| WHAT IS ASKED |
Look through the material below for "товара". Copy every line that contains it.

Source data:
>> begin

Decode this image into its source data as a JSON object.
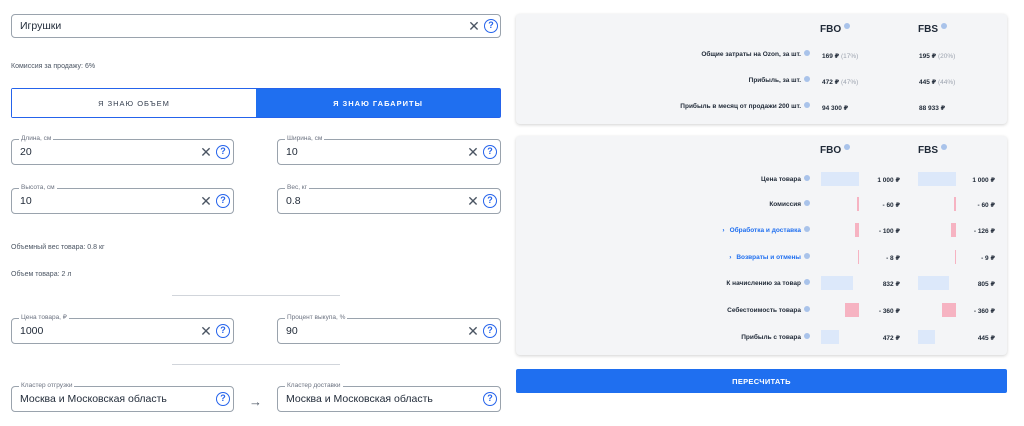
{
  "category": {
    "value": "Игрушки"
  },
  "commission_note": "Комиссия за продажу: 6%",
  "toggle": {
    "volume_label": "Я знаю объем",
    "dims_label": "Я знаю габариты"
  },
  "length": {
    "label": "Длина, см",
    "value": "20"
  },
  "width": {
    "label": "Ширина, см",
    "value": "10"
  },
  "height": {
    "label": "Высота, см",
    "value": "10"
  },
  "weight": {
    "label": "Вес, кг",
    "value": "0.8"
  },
  "volumetric_weight_note": "Объемный вес товара: 0.8 кг",
  "volume_note": "Объем товара: 2 л",
  "price": {
    "label": "Цена товара, ₽",
    "value": "1000"
  },
  "buyout": {
    "label": "Процент выкупа, %",
    "value": "90"
  },
  "ship_cluster": {
    "label": "Кластер отгрузки",
    "value": "Москва и Московская область"
  },
  "delivery_cluster": {
    "label": "Кластер доставки",
    "value": "Москва и Московская область"
  },
  "summary": {
    "col_fbo": "FBO",
    "col_fbs": "FBS",
    "rows": [
      {
        "label": "Общие затраты на Ozon, за шт.",
        "fbo": "169 ₽",
        "fbo_pct": "(17%)",
        "fbs": "195 ₽",
        "fbs_pct": "(20%)"
      },
      {
        "label": "Прибыль, за шт.",
        "fbo": "472 ₽",
        "fbo_pct": "(47%)",
        "fbs": "445 ₽",
        "fbs_pct": "(44%)"
      },
      {
        "label": "Прибыль в месяц от продажи 200 шт.",
        "fbo": "94 300 ₽",
        "fbo_pct": "",
        "fbs": "88 933 ₽",
        "fbs_pct": ""
      }
    ]
  },
  "breakdown": {
    "col_fbo": "FBO",
    "col_fbs": "FBS",
    "rows": [
      {
        "label": "Цена товара",
        "fbo": "1 000 ₽",
        "fbs": "1 000 ₽",
        "fbo_share": 1.0,
        "fbs_share": 1.0,
        "sign": "pos",
        "expandable": false
      },
      {
        "label": "Комиссия",
        "fbo": "- 60 ₽",
        "fbs": "- 60 ₽",
        "fbo_share": 0.06,
        "fbs_share": 0.06,
        "sign": "neg",
        "expandable": false
      },
      {
        "label": "Обработка и доставка",
        "fbo": "- 100 ₽",
        "fbs": "- 126 ₽",
        "fbo_share": 0.1,
        "fbs_share": 0.126,
        "sign": "neg",
        "expandable": true
      },
      {
        "label": "Возвраты и отмены",
        "fbo": "- 8 ₽",
        "fbs": "- 9 ₽",
        "fbo_share": 0.008,
        "fbs_share": 0.009,
        "sign": "neg",
        "expandable": true
      },
      {
        "label": "К начислению за товар",
        "fbo": "832 ₽",
        "fbs": "805 ₽",
        "fbo_share": 0.832,
        "fbs_share": 0.805,
        "sign": "pos",
        "expandable": false
      },
      {
        "label": "Себестоимость товара",
        "fbo": "- 360 ₽",
        "fbs": "- 360 ₽",
        "fbo_share": 0.36,
        "fbs_share": 0.36,
        "sign": "neg",
        "expandable": false
      },
      {
        "label": "Прибыль с товара",
        "fbo": "472 ₽",
        "fbs": "445 ₽",
        "fbo_share": 0.472,
        "fbs_share": 0.445,
        "sign": "pos",
        "expandable": false
      }
    ]
  },
  "recalc_label": "Пересчитать",
  "colors": {
    "accent": "#1f6ff0",
    "pos_bar": "#dce8fa",
    "neg_bar": "#f6b3c2"
  }
}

>> end

| THE RESULT |
  "volumetric_weight_note": "Объемный вес товара: 0.8 кг",
  "volume_note": "Объем товара: 2 л",
    "label": "Цена товара, ₽",
        "label": "Цена товара",
        "label": "Себестоимость товара",
        "label": "Прибыль с товара",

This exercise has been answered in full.